■ **EXERCISE GOAL**: Reproduce the records below exactly as they appear, omitting any pictures they contain.

+ + +

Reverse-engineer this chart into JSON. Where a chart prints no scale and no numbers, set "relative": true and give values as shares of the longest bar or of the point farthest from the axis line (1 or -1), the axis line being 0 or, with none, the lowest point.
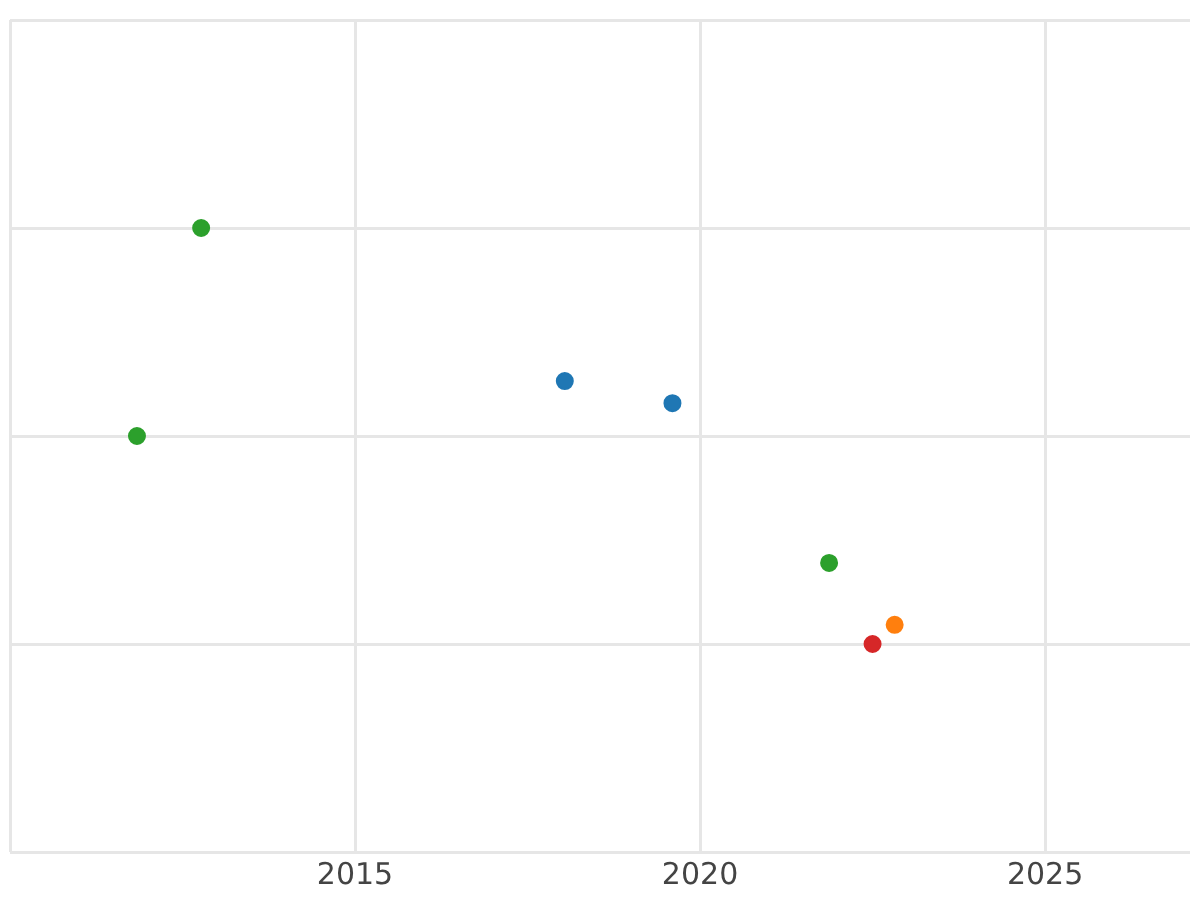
{
  "chart_data": {
    "type": "scatter",
    "relative": true,
    "xlim": [
      2010,
      2027.1
    ],
    "xticks": [
      {
        "value": 2010,
        "label": null
      },
      2015,
      2020,
      2025
    ],
    "grid": true,
    "legend": false,
    "marker": "circle",
    "series": [
      {
        "color": "#2ca02c",
        "x": [
          2011.84,
          2012.77,
          2021.87
        ],
        "values": [
          0.5,
          1,
          0.195
        ]
      },
      {
        "color": "#1f77b4",
        "x": [
          2018.04,
          2019.6
        ],
        "values": [
          0.632,
          0.579
        ]
      },
      {
        "color": "#ff7f0e",
        "x": [
          2022.82
        ],
        "values": [
          0.046
        ]
      },
      {
        "color": "#d62728",
        "x": [
          2022.5
        ],
        "values": [
          0
        ]
      }
    ]
  }
}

+ + +

■ **OUTPUT OF THE TASK**:
Reverse-engineer this chart into JSON. Where a chart prints no scale and no numbers, set "relative": true and give values as shares of the longest bar or of the point farthest from the axis line (1 or -1), the axis line being 0 or, with none, the lowest point.
{
  "chart_data": {
    "type": "scatter",
    "relative": true,
    "xlim": [
      2010,
      2027.1
    ],
    "xticks": [
      {
        "value": 2010,
        "label": null
      },
      2015,
      2020,
      2025
    ],
    "grid": true,
    "legend": false,
    "marker": "circle",
    "series": [
      {
        "color": "#2ca02c",
        "x": [
          2011.84,
          2012.77,
          2021.87
        ],
        "values": [
          0.5,
          1,
          0.195
        ]
      },
      {
        "color": "#1f77b4",
        "x": [
          2018.04,
          2019.6
        ],
        "values": [
          0.632,
          0.579
        ]
      },
      {
        "color": "#ff7f0e",
        "x": [
          2022.82
        ],
        "values": [
          0.046
        ]
      },
      {
        "color": "#d62728",
        "x": [
          2022.5
        ],
        "values": [
          0
        ]
      }
    ]
  }
}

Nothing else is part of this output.